● Given problem: Transcribe all the entries word for word, skipping the pictures.
------------------------
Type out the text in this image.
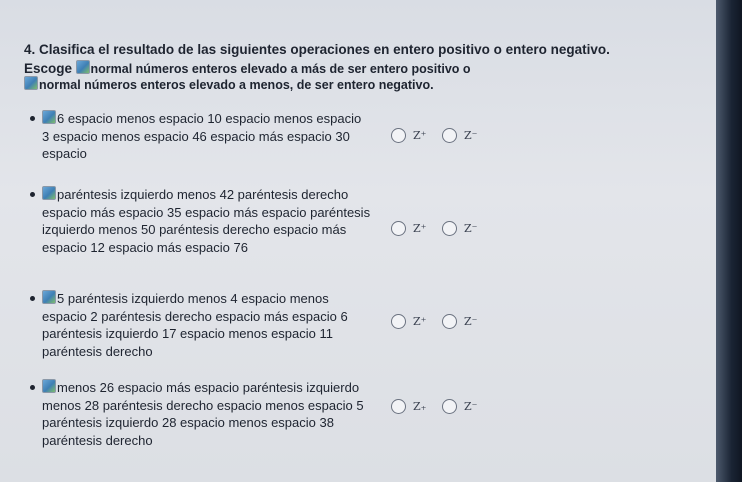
4. Clasifica el resultado de las siguientes operaciones en entero positivo o entero negativo.
Escoge normal números enteros elevado a más de ser entero positivo o
normal números enteros elevado a menos, de ser entero negativo.
6 espacio menos espacio 10 espacio menos espacio 3 espacio menos espacio 46 espacio más espacio 30 espacio
Z⁺	Z⁻
paréntesis izquierdo menos 42 paréntesis derecho espacio más espacio 35 espacio más espacio paréntesis izquierdo menos 50 paréntesis derecho espacio más espacio 12 espacio más espacio 76
Z⁺	Z⁻
5 paréntesis izquierdo menos 4 espacio menos espacio 2 paréntesis derecho espacio más espacio 6 paréntesis izquierdo 17 espacio menos espacio 11 paréntesis derecho
Z⁺	Z⁻
menos 26 espacio más espacio paréntesis izquierdo menos 28 paréntesis derecho espacio menos espacio 5 paréntesis izquierdo 28 espacio menos espacio 38 paréntesis derecho
Z₊	Z⁻
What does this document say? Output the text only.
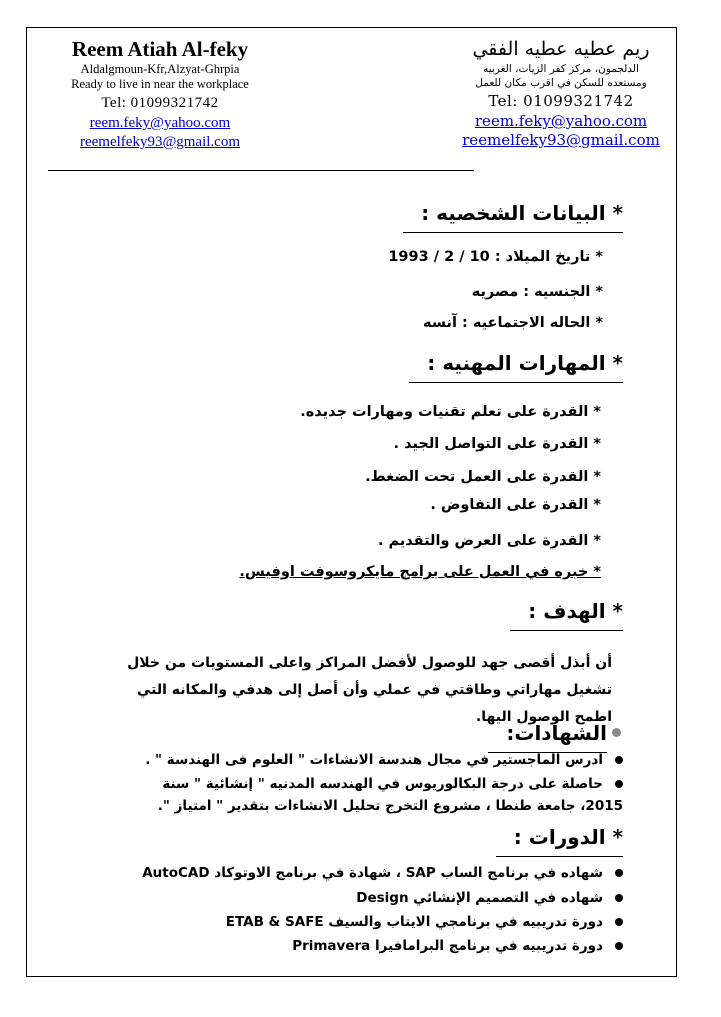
Reem Atiah Al-feky
Aldalgmoun-Kfr,Alzyat-Ghrpia
Ready to live in near the workplace
Tel: 01099321742
reem.feky@yahoo.com
reemelfeky93@gmail.com
ريم عطيه عطيه الفقي
الدلجمون، مركز كفر الزيات، الغربيه
ومستعده للسكن في اقرب مكان للعمل
Tel: 01099321742
reem.feky@yahoo.com
reemelfeky93@gmail.com
* البيانات الشخصيه :
* تاريخ الميلاد : 10 / 2 / 1993
* الجنسيه : مصريه
* الحاله الاجتماعيه : آنسه
* المهارات المهنيه :
* القدرة على تعلم تقنيات ومهارات جديده.
* القدرة على التواصل الجيد .
* القدرة على العمل تحت الضغط.
* القدرة على التفاوض .
* القدرة على العرض والتقديم .
* خبره في العمل على برامج مايكروسوفت اوفيس.
* الهدف :
أن أبذل أقصى جهد للوصول لأفضل المراكز واعلى المستويات من خلال تشغيل مهاراتي وطاقتي في عملي وأن أصل إلى هدفي والمكانه التي اطمح الوصول اليها.
الشهادات:
ادرس الماجستير في مجال هندسة الانشاءات " العلوم فى الهندسة " .
حاصلة على درجة البكالوريوس في الهندسه المدنيه " إنشائية " سنة 2015، جامعة طنطا ، مشروع التخرج تحليل الانشاءات بتقدير " امتياز ".
* الدورات :
شهاده في برنامج الساب SAP ، شهادة في برنامج الاوتوكاد AutoCAD
شهاده في التصميم الإنشائي Design
دورة تدريبيه في برنامجي الايتاب والسيف ETAB & SAFE
دورة تدريبيه في برنامج البرامافيرا Primavera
------------------------
● Exercise output:
Type out the text in this image.
4. Clasifica el resultado de las siguientes operaciones en entero positivo o entero negativo.
Escoge normal números enteros elevado a más de ser entero positivo o
normal números enteros elevado a menos, de ser entero negativo.
6 espacio menos espacio 10 espacio menos espacio 3 espacio menos espacio 46 espacio más espacio 30 espacio
Z⁺	Z⁻
paréntesis izquierdo menos 42 paréntesis derecho espacio más espacio 35 espacio más espacio paréntesis izquierdo menos 50 paréntesis derecho espacio más espacio 12 espacio más espacio 76
Z⁺	Z⁻
5 paréntesis izquierdo menos 4 espacio menos espacio 2 paréntesis derecho espacio más espacio 6 paréntesis izquierdo 17 espacio menos espacio 11 paréntesis derecho
Z⁺	Z⁻
menos 26 espacio más espacio paréntesis izquierdo menos 28 paréntesis derecho espacio menos espacio 5 paréntesis izquierdo 28 espacio menos espacio 38 paréntesis derecho
Z₊	Z⁻
What does this document say? Output the text only.
Reem Atiah Al-feky
Aldalgmoun-Kfr,Alzyat-Ghrpia
Ready to live in near the workplace
Tel: 01099321742
reem.feky@yahoo.com
reemelfeky93@gmail.com
ريم عطيه عطيه الفقي
الدلجمون، مركز كفر الزيات، الغربيه
ومستعده للسكن في اقرب مكان للعمل
Tel: 01099321742
reem.feky@yahoo.com
reemelfeky93@gmail.com
* البيانات الشخصيه :
* تاريخ الميلاد : 10 / 2 / 1993
* الجنسيه : مصريه
* الحاله الاجتماعيه : آنسه
* المهارات المهنيه :
* القدرة على تعلم تقنيات ومهارات جديده.
* القدرة على التواصل الجيد .
* القدرة على العمل تحت الضغط.
* القدرة على التفاوض .
* القدرة على العرض والتقديم .
* خبره في العمل على برامج مايكروسوفت اوفيس.
* الهدف :
أن أبذل أقصى جهد للوصول لأفضل المراكز واعلى المستويات من خلال تشغيل مهاراتي وطاقتي في عملي وأن أصل إلى هدفي والمكانه التي اطمح الوصول اليها.
الشهادات:
ادرس الماجستير في مجال هندسة الانشاءات " العلوم فى الهندسة " .
حاصلة على درجة البكالوريوس في الهندسه المدنيه " إنشائية " سنة 2015، جامعة طنطا ، مشروع التخرج تحليل الانشاءات بتقدير " امتياز ".
* الدورات :
شهاده في برنامج الساب SAP ، شهادة في برنامج الاوتوكاد AutoCAD
شهاده في التصميم الإنشائي Design
دورة تدريبيه في برنامجي الايتاب والسيف ETAB & SAFE
دورة تدريبيه في برنامج البرامافيرا Primavera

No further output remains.